(Data records)
════════
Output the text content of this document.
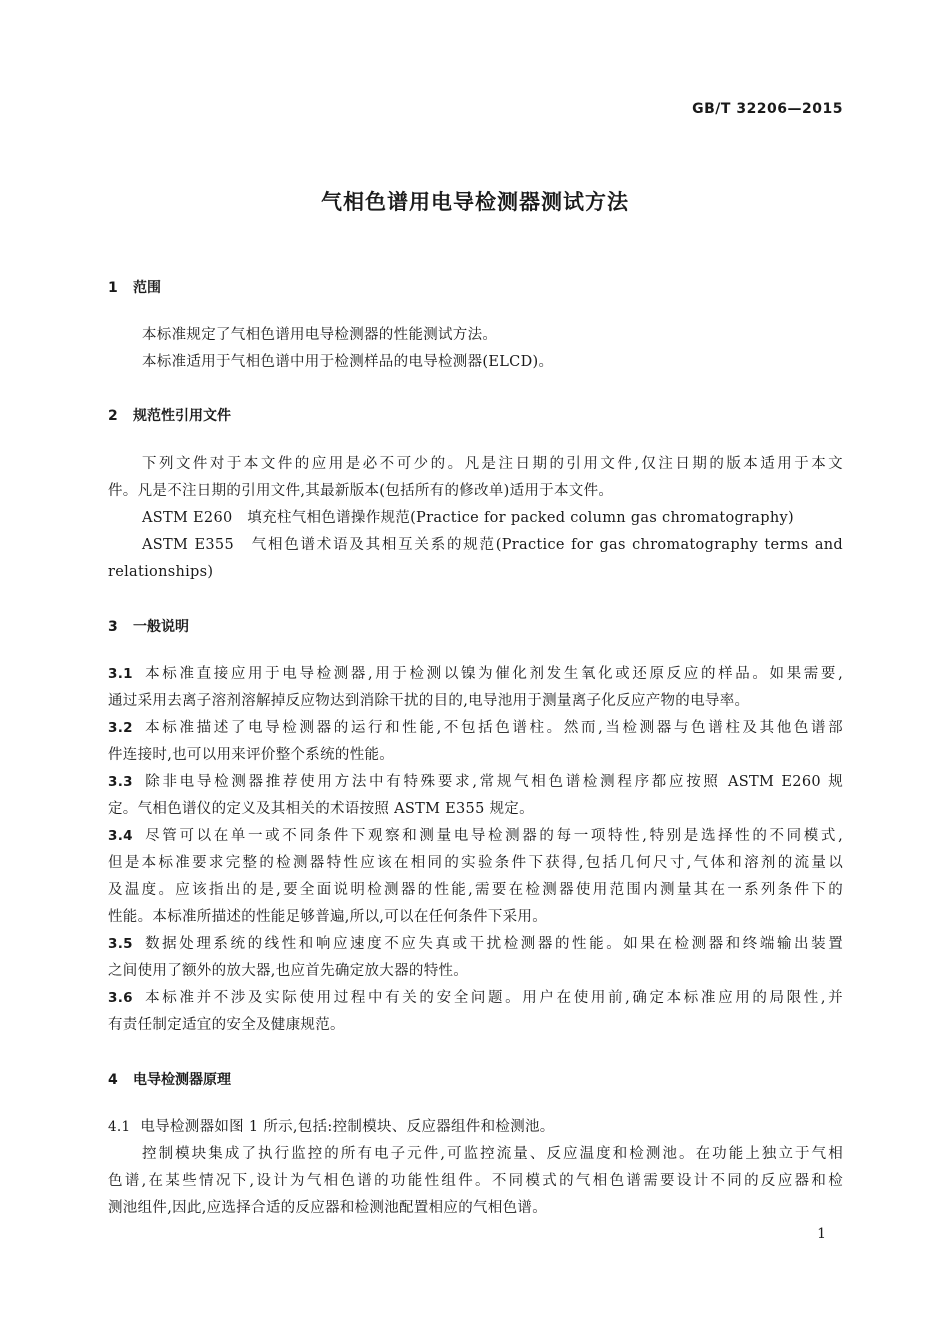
GB/T 32206—2015
气相色谱用电导检测器测试方法
1 范围
本标准规定了气相色谱用电导检测器的性能测试方法。
本标准适用于气相色谱中用于检测样品的电导检测器(ELCD)。
2 规范性引用文件
下列文件对于本文件的应用是必不可少的。凡是注日期的引用文件,仅注日期的版本适用于本文
件。凡是不注日期的引用文件,其最新版本(包括所有的修改单)适用于本文件。
ASTM E260　填充柱气相色谱操作规范(Practice for packed column gas chromatography)
ASTM E355　气相色谱术语及其相互关系的规范(Practice for gas chromatography terms and
relationships)
3 一般说明
3.1 本标准直接应用于电导检测器,用于检测以镍为催化剂发生氧化或还原反应的样品。如果需要,
通过采用去离子溶剂溶解掉反应物达到消除干扰的目的,电导池用于测量离子化反应产物的电导率。
3.2 本标准描述了电导检测器的运行和性能,不包括色谱柱。然而,当检测器与色谱柱及其他色谱部
件连接时,也可以用来评价整个系统的性能。
3.3 除非电导检测器推荐使用方法中有特殊要求,常规气相色谱检测程序都应按照 ASTM E260 规
定。气相色谱仪的定义及其相关的术语按照 ASTM E355 规定。
3.4 尽管可以在单一或不同条件下观察和测量电导检测器的每一项特性,特别是选择性的不同模式,
但是本标准要求完整的检测器特性应该在相同的实验条件下获得,包括几何尺寸,气体和溶剂的流量以
及温度。应该指出的是,要全面说明检测器的性能,需要在检测器使用范围内测量其在一系列条件下的
性能。本标准所描述的性能足够普遍,所以,可以在任何条件下采用。
3.5 数据处理系统的线性和响应速度不应失真或干扰检测器的性能。如果在检测器和终端输出装置
之间使用了额外的放大器,也应首先确定放大器的特性。
3.6 本标准并不涉及实际使用过程中有关的安全问题。用户在使用前,确定本标准应用的局限性,并
有责任制定适宜的安全及健康规范。
4 电导检测器原理
4.1 电导检测器如图 1 所示,包括:控制模块、反应器组件和检测池。
控制模块集成了执行监控的所有电子元件,可监控流量、反应温度和检测池。在功能上独立于气相
色谱,在某些情况下,设计为气相色谱的功能性组件。不同模式的气相色谱需要设计不同的反应器和检
测池组件,因此,应选择合适的反应器和检测池配置相应的气相色谱。
1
════════
YOUR GOAL
Show every line of the listing in which the string "Practice" can be found.

SOLVED EXERCISE
ASTM E260　填充柱气相色谱操作规范(Practice for packed column gas chromatography)
ASTM E355　气相色谱术语及其相互关系的规范(Practice for gas chromatography terms and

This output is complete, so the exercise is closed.